Tareas
1. Resume en una sola oración el párrafo del texto sobre la clase política venezolana que comienza con "Elección tras elección", conservando sus datos principales.
2. Según el texto sobre la clase política venezolana, ¿desde qué año gobierna la clase política a la que se refiere?
3. Devuelve sin cambios, del texto sobre la clase política venezolana, todo el tramo que va desde "No contaban los" hasta "no soñábamos tener.".

Fragmento del texto
■ ■ ■ ■

¿Valió la pena?

Si algo ha caracterizado a la clase política que nos gobierna desde 1958 es su incansable e incesante capacidad de prometer. Desde la solución de los problemas que aquejan a los venezolanos desde tiempos inmemoriales hasta fastuosas obras de infraestructura que nunca se concretan.

Elección tras elección se repiten las mismas promesas. La lista de los problemas no hace más que crecer. Los problemas en sí mismos se hacen cada vez más graves y por lo tanto de muy difícil solución.

Es este mecanismo perverso el que lleva a los venezolanos a pensar, en 1998, que la situación que se estaba viviendo no podía ser peor. Dado que el ciclo de promesas se repetía, a lo mejor era necesario cambiar de oferente. Es decir, un grupo de personas distintas a las que habían gobernado hasta ese momento.

No contaban los electores con el pequeño detalle de que estos actores, miembros del reparto de lo que hoy llaman cuarta república, no venían de Ganimedes. No son más que un extracto de esas personas que medraron del ejercicio del poder de alguna forma o de otra. Un grupo cuyas capacidades nos permitía anticipar que doce años después estaríamos más atrás del punto de partida. Al revisar las encuestas de opinión pública vemos como entre los problemas que preocupan a los venezolanos están los mismos de 1998, pero mucho más graves y de una resolución mucho más complicada y, ahora acompañados de problemas que no soñábamos tener.

Viendo nuestro devenir en retrospectiva, nos preguntamos si llevamos un rumbo que nos permita salir del círculo perverso de las promesas incumplidas. Miramos a nuestro alrededor y vemos una clase política sumamente pervertida. Una que cree que una posición ideológica es más importante que la calidad de vida de los ciudadanos. Unos burócratas que cuando usan la oración “bajar los recursos” demuestran su absoluta ignorancia de que ostentan cargos productos de una delegación que recibieron de sus verdaderos jefes: los venezolanos, el pueblo mismo pues.

Es así que piensan que son miembros de una especie de ejército invasor que viene a imponer a sangre y fuego una forma de hacer y pensar las cosas que debe ser aceptada a pie juntillas. No cabe discusión, las órdenes deben ser cumplidas. Desde esa perspectiva, no pasa por sus mentes la posibilidad de rendir cuenta, de sentir vergüenza por los errores cometidos, de pedir se les excuse por las tareas no realizadas. Todo se reduce a servirle al líder que les da viabilidad política. Aquel sin el cual no tendrían posibilidad alguna.

■ ■ ■ ■

Listados de regiones de elementos:
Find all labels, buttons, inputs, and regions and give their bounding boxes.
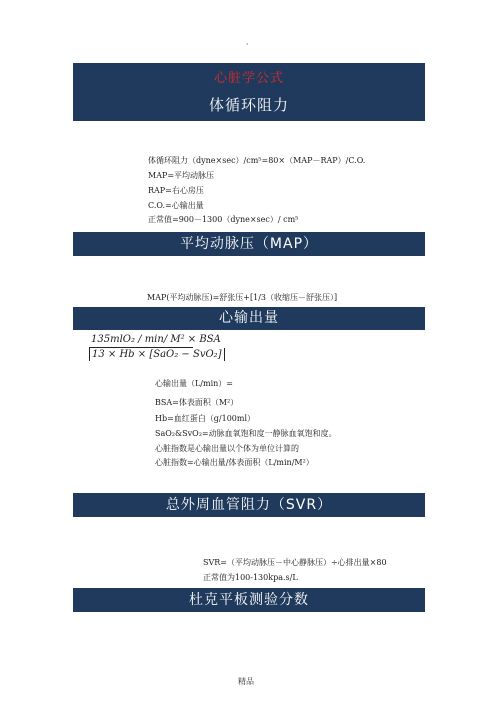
cardiac-index-note: 心脏指数是心输出量以个体为单位计算的 — [155, 444, 299, 453]
section-title-peripheral-resistance: 总外周血管阻力（SVR） — [165, 497, 333, 513]
map-band — [73, 232, 425, 256]
footer-mark: 精品 — [238, 677, 254, 686]
header-band — [73, 63, 425, 121]
page-mark: · — [246, 40, 249, 49]
fraction-denominator: 13 × Hb × [SaO₂ − SvO₂] — [89, 348, 225, 361]
cardiac-output-fraction — [89, 333, 225, 361]
section-title-map: 平均动脉压（MAP） — [179, 236, 319, 252]
peripheral-resistance-normal: 正常值为100-130kpa.s/L — [203, 573, 298, 582]
section-title-svr: 体循环阻力 — [208, 96, 289, 114]
svr-co-definition: C.O.=心输出量 — [148, 201, 204, 210]
saturation-definition: SaO₂&SvO₂=动脉血氧饱和度一静脉血氧饱和度。 — [155, 429, 337, 438]
section-title-platelet-test: 杜克平板测验分数 — [189, 592, 309, 608]
cardiac-index-formula: 心脏指数=心输出量/体表面积（L/min/M²） — [155, 458, 314, 467]
map-formula: MAP(平均动脉压)=舒张压+[1/3（收缩压－舒张压）] — [147, 293, 338, 302]
svr-map-definition: MAP=平均动脉压 — [148, 171, 215, 180]
svr-formula-line: 体循环阻力（dyne×sec）/cm⁵=80×（MAP－RAP）/C.O. — [148, 156, 366, 165]
svr-rap-definition: RAP=右心房压 — [148, 186, 204, 195]
co-definition: 心输出量（L/min）= — [155, 379, 234, 388]
peripheral-resistance-formula: SVR=（平均动脉压－中心静脉压）÷心排出量×80 — [203, 558, 387, 567]
section-title-cardiac-output: 心输出量 — [219, 310, 279, 326]
fraction-numerator: 135mlO₂ / min/ M² × BSA — [91, 334, 221, 345]
svr-normal-range: 正常值=900－1300（dyne×sec）/ cm⁵ — [148, 215, 299, 224]
hb-definition: Hb=血红蛋白（g/100ml） — [155, 414, 256, 423]
cardiac-output-band — [73, 307, 425, 330]
peripheral-resistance-band — [73, 493, 425, 517]
document-title: 心脏学公式 — [213, 71, 284, 86]
bsa-definition: BSA=体表面积（M²） — [155, 398, 239, 407]
platelet-test-band — [73, 588, 425, 612]
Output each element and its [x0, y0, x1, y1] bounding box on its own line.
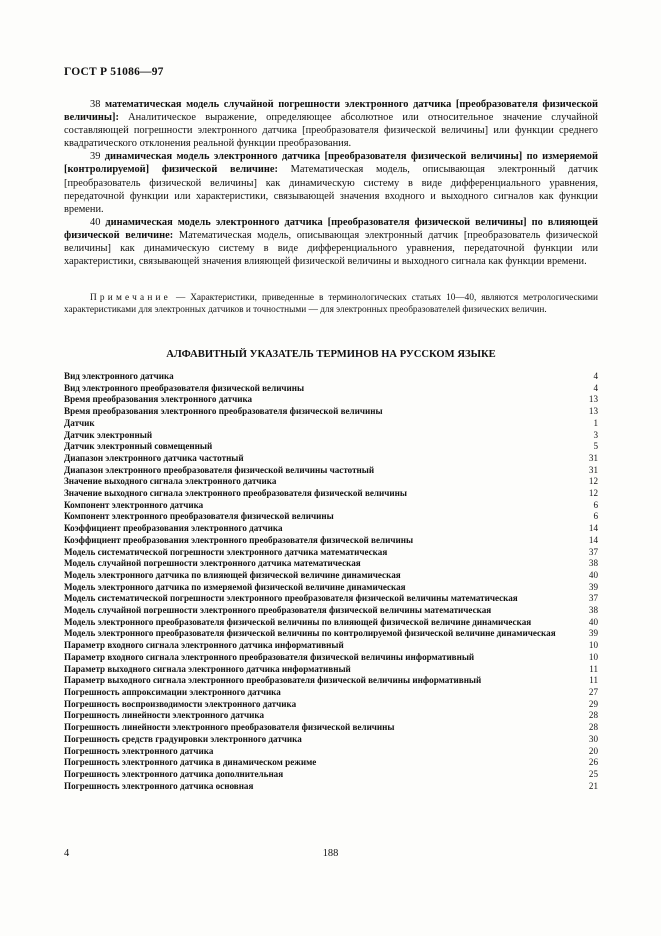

■ ■ ■ ■

Respuestas
1. En cada elección se repiten las mismas promesas, mientras la lista de problemas crece y estos se agravan hasta volverse muy difíciles de resolver.

2. Desde 1958.

3.
No contaban los electores con el pequeño detalle de que estos actores, miembros del reparto de lo que hoy llaman cuarta república, no venían de Ganimedes. No son más que un extracto de esas personas que medraron del ejercicio del poder de alguna forma o de otra. Un grupo cuyas capacidades nos permitía anticipar que doce años después estaríamos más atrás del punto de partida. Al revisar las encuestas de opinión pública vemos como entre los problemas que preocupan a los venezolanos están los mismos de 1998, pero mucho más graves y de una resolución mucho más complicada y, ahora acompañados de problemas que no soñábamos tener.